#### [WRITTEN INSTRUCTION]
Select the lines that hold the word "overloading" and copy each one.

#### [WORKING DATA]

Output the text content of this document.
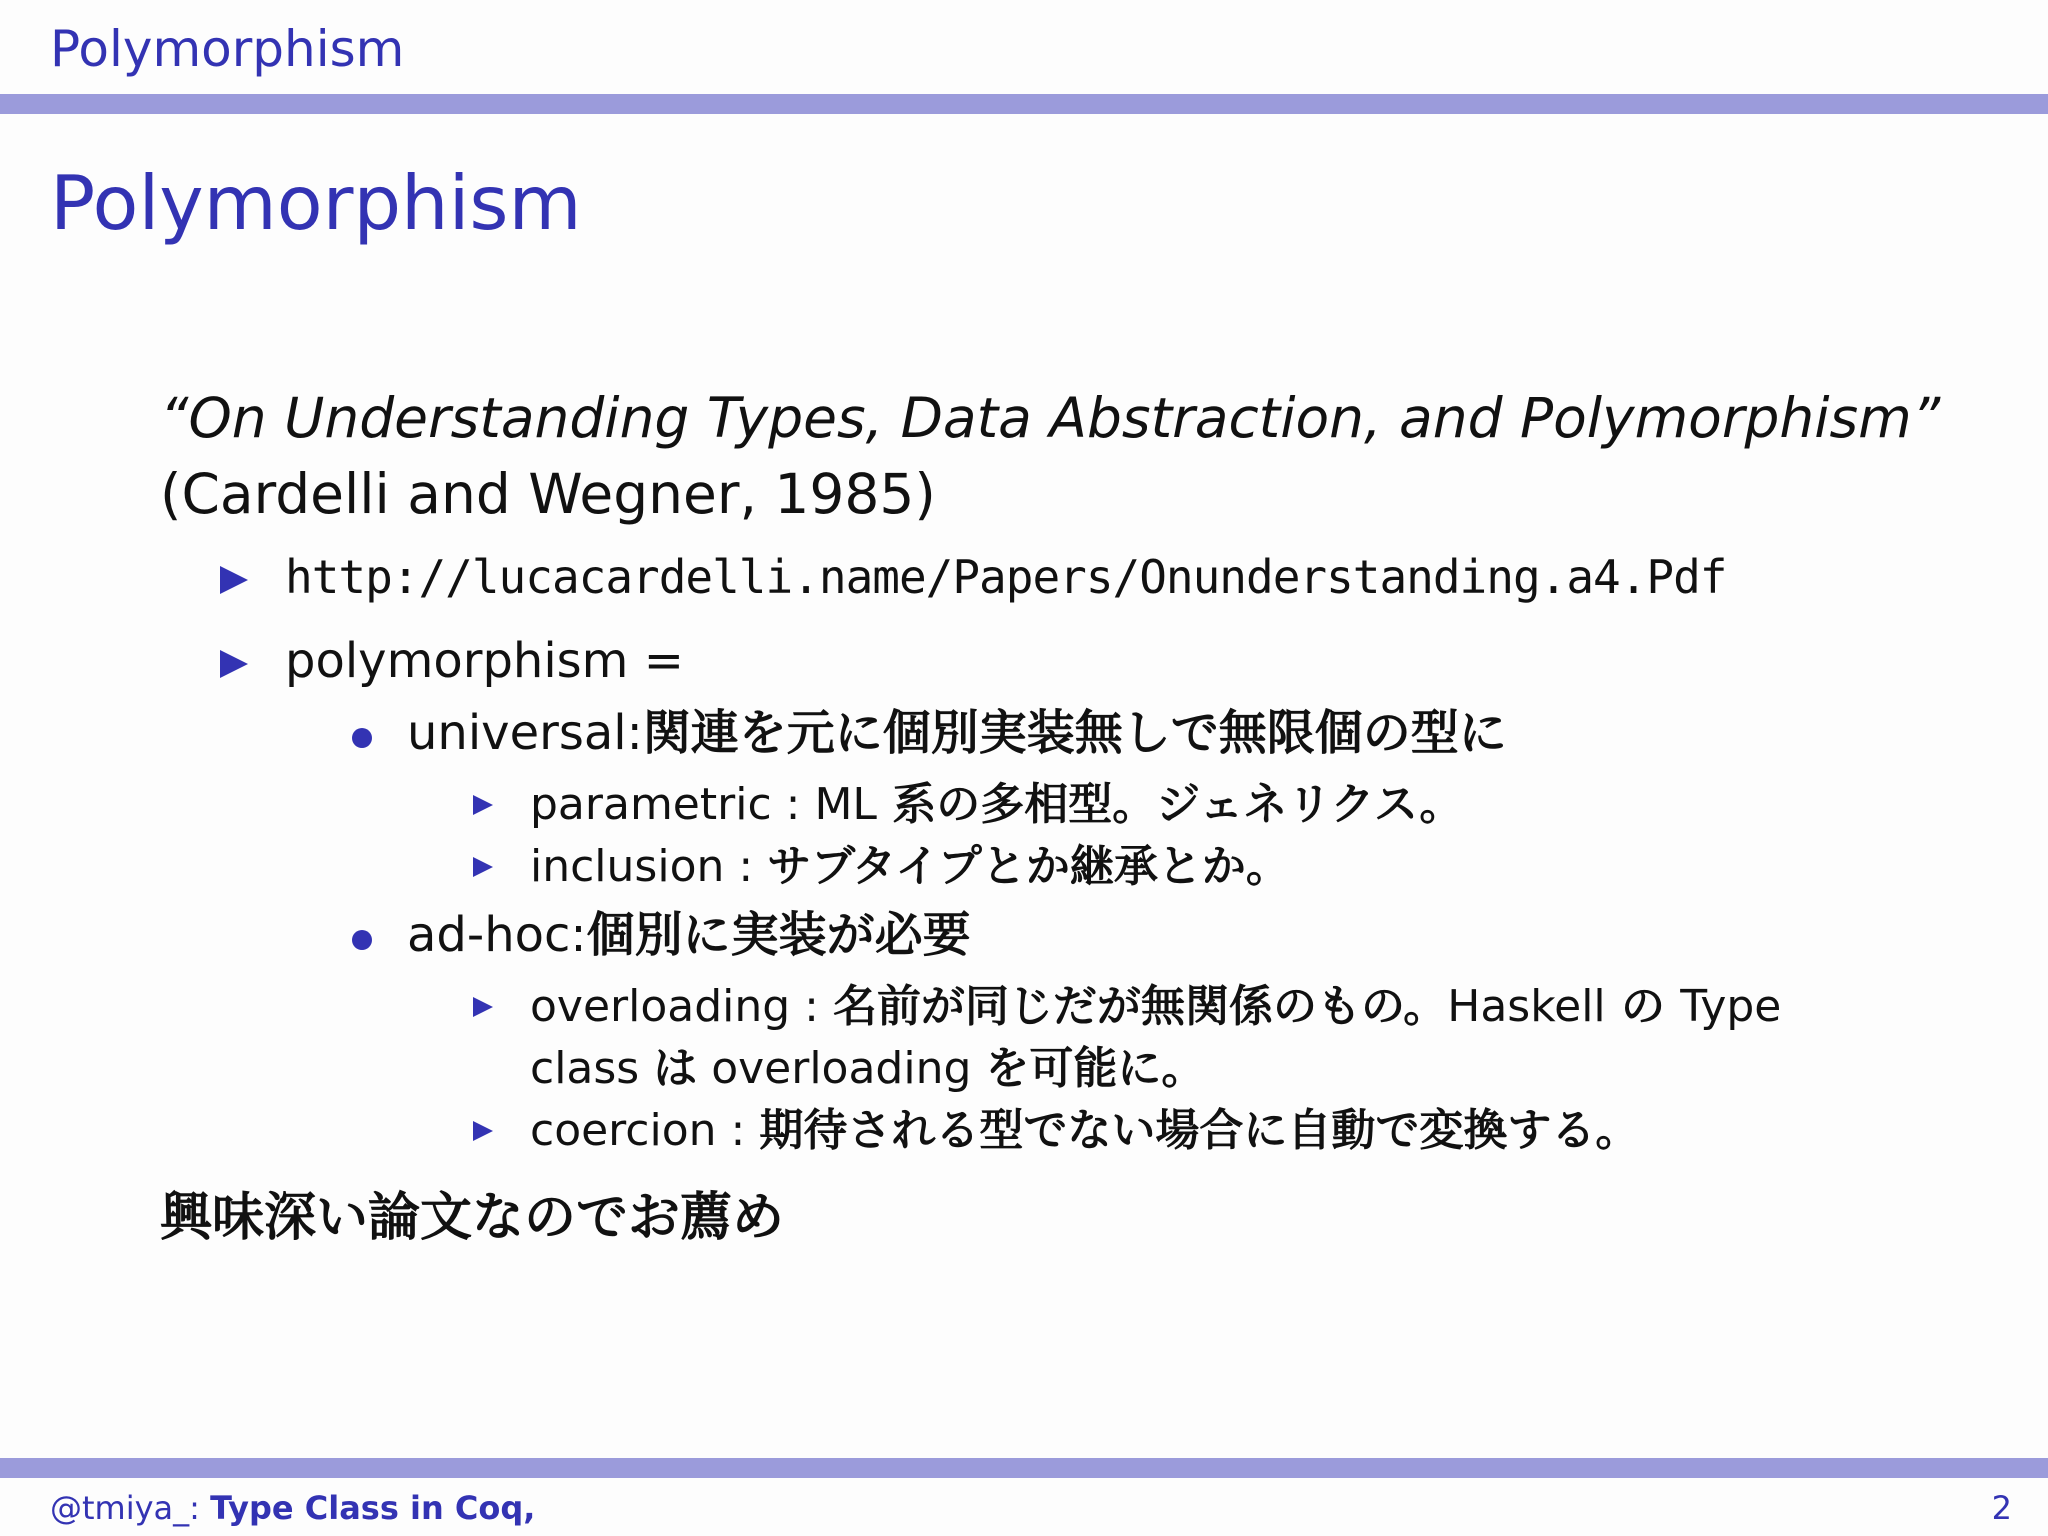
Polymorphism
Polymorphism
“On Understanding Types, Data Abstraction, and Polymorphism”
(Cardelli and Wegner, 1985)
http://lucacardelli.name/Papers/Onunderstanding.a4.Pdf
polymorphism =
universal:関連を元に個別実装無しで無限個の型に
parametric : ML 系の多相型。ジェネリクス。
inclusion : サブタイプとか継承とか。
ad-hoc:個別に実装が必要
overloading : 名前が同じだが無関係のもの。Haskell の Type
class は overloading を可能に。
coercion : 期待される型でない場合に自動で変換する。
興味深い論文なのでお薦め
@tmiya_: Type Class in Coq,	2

--

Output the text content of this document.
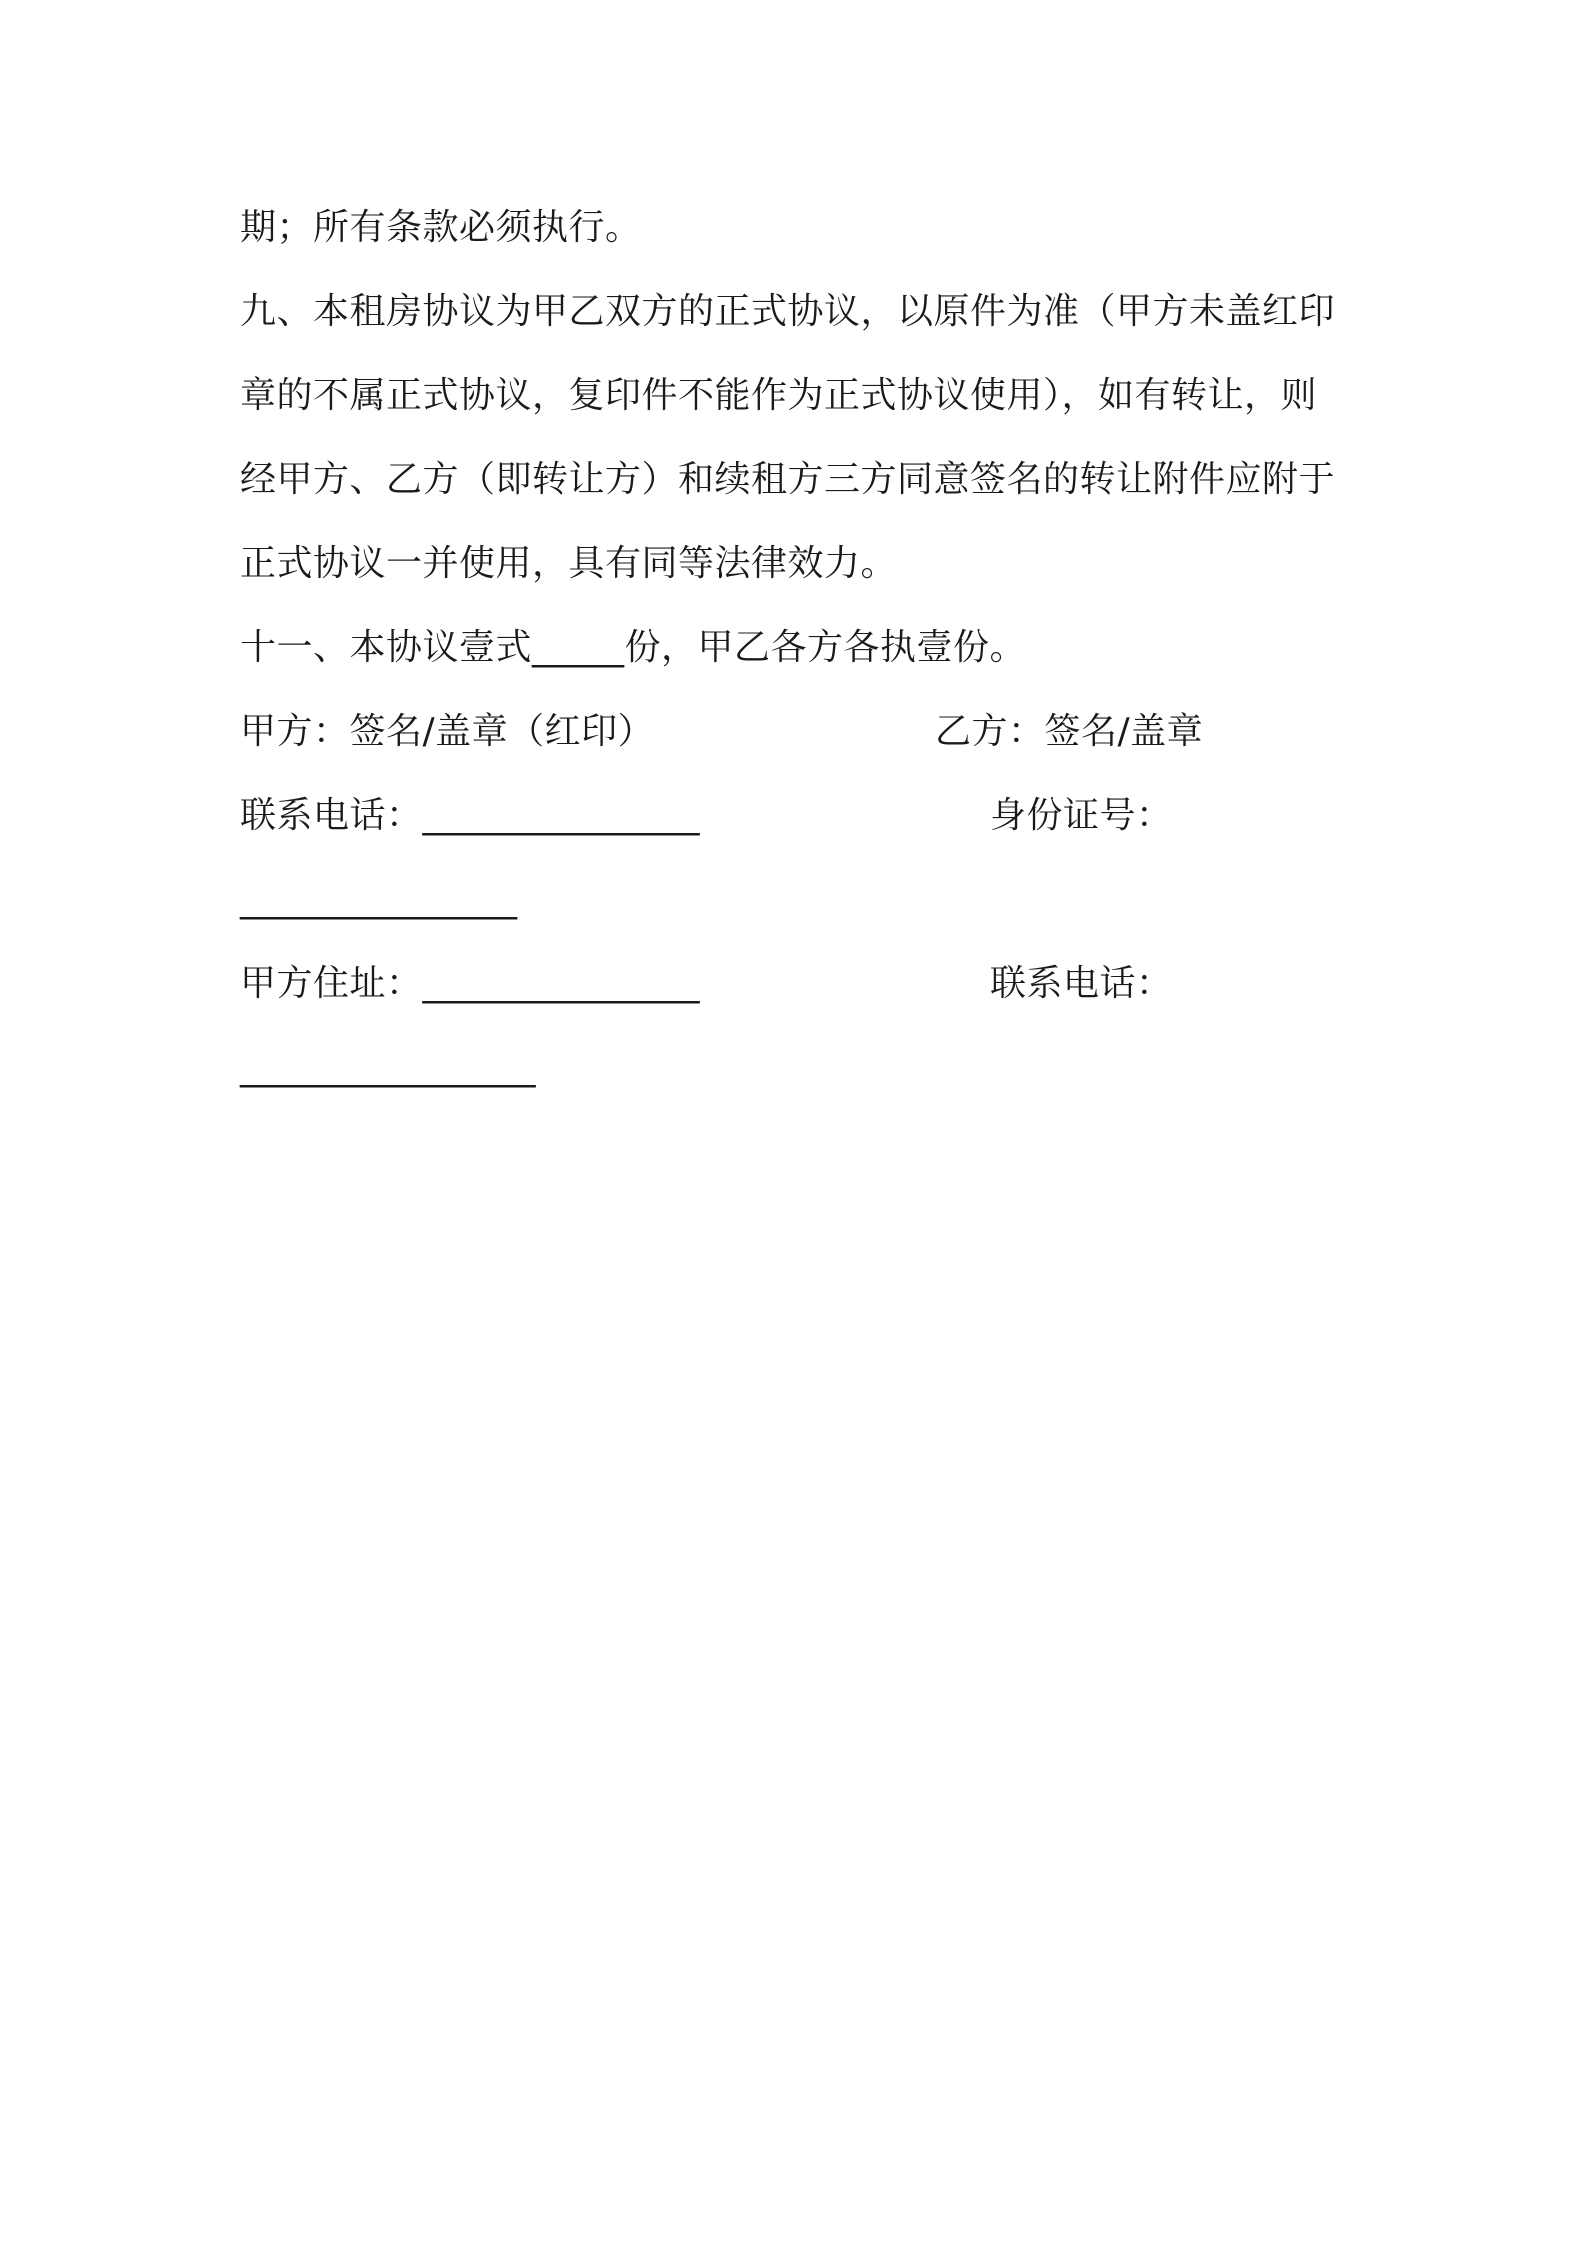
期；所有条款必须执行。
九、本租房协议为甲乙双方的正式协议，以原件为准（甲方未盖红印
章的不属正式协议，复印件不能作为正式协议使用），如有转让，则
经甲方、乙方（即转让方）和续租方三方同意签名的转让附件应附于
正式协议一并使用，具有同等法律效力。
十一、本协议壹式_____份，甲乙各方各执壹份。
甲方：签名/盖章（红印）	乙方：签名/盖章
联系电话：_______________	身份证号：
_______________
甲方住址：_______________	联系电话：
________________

#### [ANSWER BELOW]
overloading : 名前が同じだが無関係のもの。Haskell の Type
class は overloading を可能に。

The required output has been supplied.